══ DATA LISTING
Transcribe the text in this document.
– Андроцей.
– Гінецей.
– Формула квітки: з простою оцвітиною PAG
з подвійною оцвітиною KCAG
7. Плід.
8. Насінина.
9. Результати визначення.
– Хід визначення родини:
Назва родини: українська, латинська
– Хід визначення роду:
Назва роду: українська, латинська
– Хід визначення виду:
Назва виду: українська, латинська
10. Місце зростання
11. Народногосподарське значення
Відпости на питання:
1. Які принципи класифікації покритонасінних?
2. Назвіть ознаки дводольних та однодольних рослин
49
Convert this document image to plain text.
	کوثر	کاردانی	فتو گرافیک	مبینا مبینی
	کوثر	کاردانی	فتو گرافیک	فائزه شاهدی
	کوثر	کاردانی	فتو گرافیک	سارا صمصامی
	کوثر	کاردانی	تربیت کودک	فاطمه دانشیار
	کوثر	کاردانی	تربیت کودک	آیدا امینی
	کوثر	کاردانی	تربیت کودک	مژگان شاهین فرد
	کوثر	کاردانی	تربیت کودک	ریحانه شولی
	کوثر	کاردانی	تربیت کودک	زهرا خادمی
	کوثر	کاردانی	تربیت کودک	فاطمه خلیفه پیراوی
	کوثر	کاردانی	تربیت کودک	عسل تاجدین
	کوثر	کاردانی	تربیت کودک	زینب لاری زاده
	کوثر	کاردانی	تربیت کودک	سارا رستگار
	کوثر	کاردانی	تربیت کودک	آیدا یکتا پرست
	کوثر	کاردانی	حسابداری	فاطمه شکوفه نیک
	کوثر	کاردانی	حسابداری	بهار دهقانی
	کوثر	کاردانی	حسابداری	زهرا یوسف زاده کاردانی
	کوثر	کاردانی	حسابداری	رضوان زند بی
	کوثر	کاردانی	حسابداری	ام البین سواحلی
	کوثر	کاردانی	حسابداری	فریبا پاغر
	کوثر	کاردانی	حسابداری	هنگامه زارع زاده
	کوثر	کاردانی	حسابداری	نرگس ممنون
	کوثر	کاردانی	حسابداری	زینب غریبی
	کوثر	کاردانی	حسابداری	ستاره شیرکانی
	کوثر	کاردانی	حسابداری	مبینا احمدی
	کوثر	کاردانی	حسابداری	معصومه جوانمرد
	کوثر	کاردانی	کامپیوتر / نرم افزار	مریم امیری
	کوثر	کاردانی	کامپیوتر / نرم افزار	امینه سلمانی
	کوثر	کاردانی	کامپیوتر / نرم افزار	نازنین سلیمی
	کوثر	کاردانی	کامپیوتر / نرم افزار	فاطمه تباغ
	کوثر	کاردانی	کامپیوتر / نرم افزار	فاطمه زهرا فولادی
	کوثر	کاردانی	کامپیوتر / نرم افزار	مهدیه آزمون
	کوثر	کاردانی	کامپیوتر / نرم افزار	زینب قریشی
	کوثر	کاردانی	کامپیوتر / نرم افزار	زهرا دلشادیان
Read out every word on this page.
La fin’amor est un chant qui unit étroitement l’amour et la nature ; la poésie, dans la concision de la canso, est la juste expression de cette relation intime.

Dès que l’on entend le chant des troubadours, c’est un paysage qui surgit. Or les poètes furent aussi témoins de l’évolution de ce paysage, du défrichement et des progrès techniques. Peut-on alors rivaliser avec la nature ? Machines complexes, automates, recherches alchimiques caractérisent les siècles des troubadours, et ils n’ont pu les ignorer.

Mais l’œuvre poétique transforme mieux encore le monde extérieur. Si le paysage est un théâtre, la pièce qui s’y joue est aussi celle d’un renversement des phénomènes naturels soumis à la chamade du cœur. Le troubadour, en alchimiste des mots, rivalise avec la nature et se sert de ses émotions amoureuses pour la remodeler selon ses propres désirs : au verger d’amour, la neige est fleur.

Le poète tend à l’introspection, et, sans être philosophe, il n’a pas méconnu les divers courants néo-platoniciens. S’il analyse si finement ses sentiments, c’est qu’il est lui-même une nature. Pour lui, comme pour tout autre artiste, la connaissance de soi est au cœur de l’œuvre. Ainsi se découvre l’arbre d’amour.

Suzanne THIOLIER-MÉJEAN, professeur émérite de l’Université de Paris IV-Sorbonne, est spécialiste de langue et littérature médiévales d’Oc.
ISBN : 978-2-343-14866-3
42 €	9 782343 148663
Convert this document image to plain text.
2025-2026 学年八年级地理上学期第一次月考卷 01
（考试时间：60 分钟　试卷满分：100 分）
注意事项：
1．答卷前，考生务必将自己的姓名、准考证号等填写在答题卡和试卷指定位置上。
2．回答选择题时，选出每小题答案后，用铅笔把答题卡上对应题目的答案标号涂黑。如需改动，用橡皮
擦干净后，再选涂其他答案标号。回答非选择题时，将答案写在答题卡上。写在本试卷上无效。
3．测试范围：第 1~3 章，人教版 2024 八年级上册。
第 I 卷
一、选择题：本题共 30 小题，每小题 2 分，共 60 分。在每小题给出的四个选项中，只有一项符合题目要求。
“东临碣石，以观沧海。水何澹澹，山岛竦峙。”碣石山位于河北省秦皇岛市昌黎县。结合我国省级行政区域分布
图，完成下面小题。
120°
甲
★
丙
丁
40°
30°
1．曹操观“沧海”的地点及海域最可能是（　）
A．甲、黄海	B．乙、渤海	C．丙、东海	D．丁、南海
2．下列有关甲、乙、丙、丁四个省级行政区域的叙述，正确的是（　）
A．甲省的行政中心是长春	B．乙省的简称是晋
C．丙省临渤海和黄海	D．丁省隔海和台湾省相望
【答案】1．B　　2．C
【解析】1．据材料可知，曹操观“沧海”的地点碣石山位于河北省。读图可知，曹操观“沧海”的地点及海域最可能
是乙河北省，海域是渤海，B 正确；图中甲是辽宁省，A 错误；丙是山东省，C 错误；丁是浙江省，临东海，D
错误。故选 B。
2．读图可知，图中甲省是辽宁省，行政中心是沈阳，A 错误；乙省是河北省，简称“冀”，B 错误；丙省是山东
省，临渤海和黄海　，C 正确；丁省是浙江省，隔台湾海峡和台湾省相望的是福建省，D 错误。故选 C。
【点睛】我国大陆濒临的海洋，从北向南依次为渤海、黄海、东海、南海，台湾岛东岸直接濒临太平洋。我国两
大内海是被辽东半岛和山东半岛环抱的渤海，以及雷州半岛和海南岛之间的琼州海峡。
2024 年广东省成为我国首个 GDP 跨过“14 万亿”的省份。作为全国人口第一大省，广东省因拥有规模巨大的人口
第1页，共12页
════
**STATED TASK**
Repeat the entries exactly, all of them.

**RESPONSE FOR THIS EXERCISE**
Transcribe the text in this document.
– Андроцей.
– Гінецей.
– Формула квітки: з простою оцвітиною PAG
з подвійною оцвітиною KCAG
7. Плід.
8. Насінина.
9. Результати визначення.
– Хід визначення родини:
Назва родини: українська, латинська
– Хід визначення роду:
Назва роду: українська, латинська
– Хід визначення виду:
Назва виду: українська, латинська
10. Місце зростання
11. Народногосподарське значення
Відпости на питання:
1. Які принципи класифікації покритонасінних?
2. Назвіть ознаки дводольних та однодольних рослин
49
Convert this document image to plain text.
	کوثر	کاردانی	فتو گرافیک	مبینا مبینی
	کوثر	کاردانی	فتو گرافیک	فائزه شاهدی
	کوثر	کاردانی	فتو گرافیک	سارا صمصامی
	کوثر	کاردانی	تربیت کودک	فاطمه دانشیار
	کوثر	کاردانی	تربیت کودک	آیدا امینی
	کوثر	کاردانی	تربیت کودک	مژگان شاهین فرد
	کوثر	کاردانی	تربیت کودک	ریحانه شولی
	کوثر	کاردانی	تربیت کودک	زهرا خادمی
	کوثر	کاردانی	تربیت کودک	فاطمه خلیفه پیراوی
	کوثر	کاردانی	تربیت کودک	عسل تاجدین
	کوثر	کاردانی	تربیت کودک	زینب لاری زاده
	کوثر	کاردانی	تربیت کودک	سارا رستگار
	کوثر	کاردانی	تربیت کودک	آیدا یکتا پرست
	کوثر	کاردانی	حسابداری	فاطمه شکوفه نیک
	کوثر	کاردانی	حسابداری	بهار دهقانی
	کوثر	کاردانی	حسابداری	زهرا یوسف زاده کاردانی
	کوثر	کاردانی	حسابداری	رضوان زند بی
	کوثر	کاردانی	حسابداری	ام البین سواحلی
	کوثر	کاردانی	حسابداری	فریبا پاغر
	کوثر	کاردانی	حسابداری	هنگامه زارع زاده
	کوثر	کاردانی	حسابداری	نرگس ممنون
	کوثر	کاردانی	حسابداری	زینب غریبی
	کوثر	کاردانی	حسابداری	ستاره شیرکانی
	کوثر	کاردانی	حسابداری	مبینا احمدی
	کوثر	کاردانی	حسابداری	معصومه جوانمرد
	کوثر	کاردانی	کامپیوتر / نرم افزار	مریم امیری
	کوثر	کاردانی	کامپیوتر / نرم افزار	امینه سلمانی
	کوثر	کاردانی	کامپیوتر / نرم افزار	نازنین سلیمی
	کوثر	کاردانی	کامپیوتر / نرم افزار	فاطمه تباغ
	کوثر	کاردانی	کامپیوتر / نرم افزار	فاطمه زهرا فولادی
	کوثر	کاردانی	کامپیوتر / نرم افزار	مهدیه آزمون
	کوثر	کاردانی	کامپیوتر / نرم افزار	زینب قریشی
	کوثر	کاردانی	کامپیوتر / نرم افزار	زهرا دلشادیان
Read out every word on this page.
La fin’amor est un chant qui unit étroitement l’amour et la nature ; la poésie, dans la concision de la canso, est la juste expression de cette relation intime.

Dès que l’on entend le chant des troubadours, c’est un paysage qui surgit. Or les poètes furent aussi témoins de l’évolution de ce paysage, du défrichement et des progrès techniques. Peut-on alors rivaliser avec la nature ? Machines complexes, automates, recherches alchimiques caractérisent les siècles des troubadours, et ils n’ont pu les ignorer.

Mais l’œuvre poétique transforme mieux encore le monde extérieur. Si le paysage est un théâtre, la pièce qui s’y joue est aussi celle d’un renversement des phénomènes naturels soumis à la chamade du cœur. Le troubadour, en alchimiste des mots, rivalise avec la nature et se sert de ses émotions amoureuses pour la remodeler selon ses propres désirs : au verger d’amour, la neige est fleur.

Le poète tend à l’introspection, et, sans être philosophe, il n’a pas méconnu les divers courants néo-platoniciens. S’il analyse si finement ses sentiments, c’est qu’il est lui-même une nature. Pour lui, comme pour tout autre artiste, la connaissance de soi est au cœur de l’œuvre. Ainsi se découvre l’arbre d’amour.

Suzanne THIOLIER-MÉJEAN, professeur émérite de l’Université de Paris IV-Sorbonne, est spécialiste de langue et littérature médiévales d’Oc.
ISBN : 978-2-343-14866-3
42 €	9 782343 148663
Convert this document image to plain text.
2025-2026 学年八年级地理上学期第一次月考卷 01
（考试时间：60 分钟　试卷满分：100 分）
注意事项：
1．答卷前，考生务必将自己的姓名、准考证号等填写在答题卡和试卷指定位置上。
2．回答选择题时，选出每小题答案后，用铅笔把答题卡上对应题目的答案标号涂黑。如需改动，用橡皮
擦干净后，再选涂其他答案标号。回答非选择题时，将答案写在答题卡上。写在本试卷上无效。
3．测试范围：第 1~3 章，人教版 2024 八年级上册。
第 I 卷
一、选择题：本题共 30 小题，每小题 2 分，共 60 分。在每小题给出的四个选项中，只有一项符合题目要求。
“东临碣石，以观沧海。水何澹澹，山岛竦峙。”碣石山位于河北省秦皇岛市昌黎县。结合我国省级行政区域分布
图，完成下面小题。
120°
甲
★
丙
丁
40°
30°
1．曹操观“沧海”的地点及海域最可能是（　）
A．甲、黄海	B．乙、渤海	C．丙、东海	D．丁、南海
2．下列有关甲、乙、丙、丁四个省级行政区域的叙述，正确的是（　）
A．甲省的行政中心是长春	B．乙省的简称是晋
C．丙省临渤海和黄海	D．丁省隔海和台湾省相望
【答案】1．B　　2．C
【解析】1．据材料可知，曹操观“沧海”的地点碣石山位于河北省。读图可知，曹操观“沧海”的地点及海域最可能
是乙河北省，海域是渤海，B 正确；图中甲是辽宁省，A 错误；丙是山东省，C 错误；丁是浙江省，临东海，D
错误。故选 B。
2．读图可知，图中甲省是辽宁省，行政中心是沈阳，A 错误；乙省是河北省，简称“冀”，B 错误；丙省是山东
省，临渤海和黄海　，C 正确；丁省是浙江省，隔台湾海峡和台湾省相望的是福建省，D 错误。故选 C。
【点睛】我国大陆濒临的海洋，从北向南依次为渤海、黄海、东海、南海，台湾岛东岸直接濒临太平洋。我国两
大内海是被辽东半岛和山东半岛环抱的渤海，以及雷州半岛和海南岛之间的琼州海峡。
2024 年广东省成为我国首个 GDP 跨过“14 万亿”的省份。作为全国人口第一大省，广东省因拥有规模巨大的人口
第1页，共12页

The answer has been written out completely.